— Set problem —
Copy out all of the material below, swapping every "nnpdf-central-line" for "nnpdf-mean-line" and leaving everything else as it is. Omit the pictures.

##### Data shown #####

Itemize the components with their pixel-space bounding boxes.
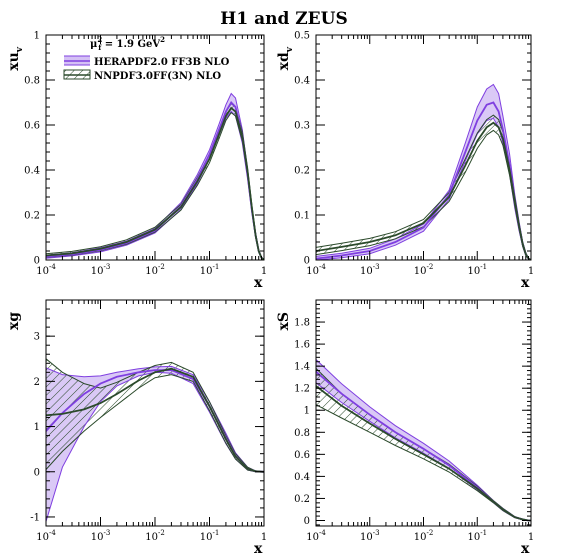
x-tick-label: 1	[261, 532, 267, 543]
y-tick-label: 1	[34, 31, 40, 42]
hera-lower-edge	[316, 117, 531, 260]
x-axis-label: x	[254, 275, 263, 291]
nnpdf-band	[46, 103, 264, 260]
x-tick-label: 10-3	[91, 529, 111, 543]
hera-upper-edge	[46, 92, 264, 260]
y-tick-label: 3	[34, 332, 40, 343]
y-tick-label: 0.8	[294, 428, 310, 439]
hera-band	[316, 359, 531, 521]
nnpdf-central-line	[316, 121, 531, 260]
y-tick-label: 0	[34, 256, 40, 267]
x-axis-label: x	[521, 541, 530, 557]
scale-annotation: μ2 f = 1.9 GeV2	[90, 35, 165, 52]
y-tick-label: 0	[304, 516, 310, 527]
x-tick-label: 10-1	[200, 263, 220, 277]
plot-frame	[45, 34, 265, 261]
y-tick-label: 0.5	[294, 31, 310, 42]
x-tick-label: 1	[528, 266, 534, 277]
nnpdf-lower-edge	[316, 129, 531, 260]
figure-title: H1 and ZEUS	[220, 9, 347, 29]
x-tick-label: 1	[261, 266, 267, 277]
y-tick-label: 0.4	[294, 76, 310, 87]
y-axis-label: xg	[6, 312, 22, 330]
nnpdf-lower-edge	[46, 111, 264, 260]
y-tick-label: 1.2	[294, 384, 310, 395]
nnpdf-central-line	[316, 385, 531, 522]
y-tick-label: 1	[304, 406, 310, 417]
legend-label: NNPDF3.0FF(3N) NLO	[94, 71, 221, 82]
nnpdf-lower-edge	[316, 404, 531, 521]
hera-lower-edge	[46, 110, 264, 260]
x-tick-label: 10-3	[360, 263, 380, 277]
y-tick-label: 0.6	[24, 121, 40, 132]
y-tick-label: 0.4	[294, 472, 310, 483]
x-tick-label: 10-2	[414, 263, 434, 277]
nnpdf-upper-edge	[46, 102, 264, 260]
x-tick-label: 10-4	[306, 529, 326, 543]
x-tick-label: 10-2	[145, 529, 165, 543]
x-tick-label: 1	[528, 532, 534, 543]
y-tick-label: 0.4	[24, 166, 40, 177]
nnpdf-upper-edge	[316, 114, 531, 260]
hera-central-line	[46, 101, 264, 260]
y-tick-label: 0.2	[24, 211, 40, 222]
x-tick-label: 10-1	[200, 529, 220, 543]
y-axis-label: xS	[276, 312, 292, 330]
nnpdf-band	[46, 358, 264, 472]
y-axis-label: xuv	[6, 46, 25, 71]
y-tick-label: 0.2	[294, 494, 310, 505]
hera-band	[46, 93, 264, 260]
x-tick-label: 10-3	[360, 529, 380, 543]
x-axis-label: x	[521, 275, 530, 291]
y-tick-label: 1	[34, 422, 40, 433]
hera-band	[316, 84, 531, 260]
x-tick-label: 10-3	[91, 263, 111, 277]
y-tick-label: 2	[34, 377, 40, 388]
nnpdf-lower-edge	[46, 374, 264, 473]
panel-xs: 10-4 10-3 10-2 10-1 1 0 0.2 0.4 0.6 0.8 1 1.2 1.4 1.6…	[276, 299, 534, 557]
y-tick-label: -1	[30, 512, 40, 523]
y-tick-label: 0.1	[294, 211, 310, 222]
nnpdf-band	[316, 115, 531, 260]
y-tick-label: 1.8	[294, 318, 310, 329]
panel-xg: 10-4 10-3 10-2 10-1 1 -1 0 1 2 3 xg x	[6, 299, 267, 557]
y-tick-label: 0	[304, 256, 310, 267]
y-tick-label: 0.3	[294, 121, 310, 132]
legend-label: HERAPDF2.0 FF3B NLO	[94, 57, 230, 68]
x-tick-label: 10-2	[145, 263, 165, 277]
y-tick-label: 0.8	[24, 76, 40, 87]
y-axis-label: xdv	[276, 46, 295, 70]
y-tick-label: 1.4	[294, 362, 310, 373]
y-tick-label: 0	[34, 467, 40, 478]
x-tick-label: 10-2	[414, 529, 434, 543]
y-tick-label: 0.2	[294, 166, 310, 177]
nnpdf-upper-edge	[46, 358, 264, 473]
x-tick-label: 10-4	[36, 529, 56, 543]
nnpdf-central-line	[46, 106, 264, 260]
hera-upper-edge	[316, 359, 531, 521]
x-tick-label: 10-1	[467, 263, 487, 277]
legend: μ2 f = 1.9 GeV2 HERAPDF2.0 FF3B NLO NNPDF3.…	[63, 35, 230, 82]
x-axis-label: x	[254, 541, 263, 557]
y-tick-label: 1.6	[294, 340, 310, 351]
nnpdf-central-line	[46, 367, 264, 473]
y-tick-label: 0.6	[294, 450, 310, 461]
x-tick-label: 10-1	[467, 529, 487, 543]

#####

— Response to this exercise —
Itemize the components with their pixel-space bounding boxes.
x-tick-label: 1	[261, 532, 267, 543]
y-tick-label: 1	[34, 31, 40, 42]
hera-lower-edge	[316, 117, 531, 260]
x-axis-label: x	[254, 275, 263, 291]
nnpdf-band	[46, 103, 264, 260]
x-tick-label: 10-3	[91, 529, 111, 543]
hera-upper-edge	[46, 92, 264, 260]
y-tick-label: 3	[34, 332, 40, 343]
y-tick-label: 0.8	[294, 428, 310, 439]
hera-band	[316, 359, 531, 521]
nnpdf-mean-line	[316, 121, 531, 260]
y-tick-label: 0	[34, 256, 40, 267]
x-axis-label: x	[521, 541, 530, 557]
scale-annotation: μ2 f = 1.9 GeV2	[90, 35, 165, 52]
y-tick-label: 0	[304, 516, 310, 527]
x-tick-label: 10-1	[200, 263, 220, 277]
plot-frame	[45, 34, 265, 261]
y-tick-label: 0.5	[294, 31, 310, 42]
x-tick-label: 1	[528, 266, 534, 277]
nnpdf-lower-edge	[316, 129, 531, 260]
figure-title: H1 and ZEUS	[220, 9, 347, 29]
x-tick-label: 1	[261, 266, 267, 277]
y-tick-label: 0.4	[294, 76, 310, 87]
y-axis-label: xg	[6, 312, 22, 330]
nnpdf-lower-edge	[46, 111, 264, 260]
y-tick-label: 1.2	[294, 384, 310, 395]
nnpdf-mean-line	[316, 385, 531, 522]
y-tick-label: 1	[304, 406, 310, 417]
legend-label: NNPDF3.0FF(3N) NLO	[94, 71, 221, 82]
nnpdf-lower-edge	[316, 404, 531, 521]
hera-lower-edge	[46, 110, 264, 260]
x-tick-label: 10-3	[360, 263, 380, 277]
y-tick-label: 0.6	[24, 121, 40, 132]
y-tick-label: 0.4	[294, 472, 310, 483]
x-tick-label: 10-2	[414, 263, 434, 277]
nnpdf-upper-edge	[46, 102, 264, 260]
x-tick-label: 10-4	[306, 529, 326, 543]
x-tick-label: 10-2	[145, 529, 165, 543]
x-tick-label: 1	[528, 532, 534, 543]
y-tick-label: 0.4	[24, 166, 40, 177]
nnpdf-upper-edge	[316, 114, 531, 260]
hera-central-line	[46, 101, 264, 260]
y-tick-label: 0.2	[24, 211, 40, 222]
x-tick-label: 10-1	[200, 529, 220, 543]
y-axis-label: xS	[276, 312, 292, 330]
nnpdf-band	[46, 358, 264, 472]
y-axis-label: xuv	[6, 46, 25, 71]
y-tick-label: 0.2	[294, 494, 310, 505]
hera-band	[46, 93, 264, 260]
x-tick-label: 10-3	[360, 529, 380, 543]
x-axis-label: x	[521, 275, 530, 291]
y-tick-label: 1	[34, 422, 40, 433]
hera-band	[316, 84, 531, 260]
x-tick-label: 10-3	[91, 263, 111, 277]
y-tick-label: 2	[34, 377, 40, 388]
nnpdf-lower-edge	[46, 374, 264, 473]
panel-xs: 10-4 10-3 10-2 10-1 1 0 0.2 0.4 0.6 0.8 1 1.2 1.4 1.6…	[276, 299, 534, 557]
y-tick-label: -1	[30, 512, 40, 523]
y-tick-label: 0.1	[294, 211, 310, 222]
nnpdf-band	[316, 115, 531, 260]
y-tick-label: 1.8	[294, 318, 310, 329]
panel-xg: 10-4 10-3 10-2 10-1 1 -1 0 1 2 3 xg x	[6, 299, 267, 557]
y-tick-label: 0	[304, 256, 310, 267]
y-tick-label: 0.3	[294, 121, 310, 132]
legend-label: HERAPDF2.0 FF3B NLO	[94, 57, 230, 68]
x-tick-label: 10-2	[145, 263, 165, 277]
y-tick-label: 0.8	[24, 76, 40, 87]
y-axis-label: xdv	[276, 46, 295, 70]
y-tick-label: 1.4	[294, 362, 310, 373]
y-tick-label: 0	[34, 467, 40, 478]
x-tick-label: 10-2	[414, 529, 434, 543]
y-tick-label: 0.2	[294, 166, 310, 177]
nnpdf-upper-edge	[46, 358, 264, 473]
x-tick-label: 10-4	[36, 529, 56, 543]
nnpdf-mean-line	[46, 106, 264, 260]
hera-upper-edge	[316, 359, 531, 521]
x-tick-label: 10-1	[467, 263, 487, 277]
legend: μ2 f = 1.9 GeV2 HERAPDF2.0 FF3B NLO NNPDF3.…	[63, 35, 230, 82]
x-axis-label: x	[254, 541, 263, 557]
y-tick-label: 1.6	[294, 340, 310, 351]
nnpdf-mean-line	[46, 367, 264, 473]
y-tick-label: 0.6	[294, 450, 310, 461]
x-tick-label: 10-1	[467, 529, 487, 543]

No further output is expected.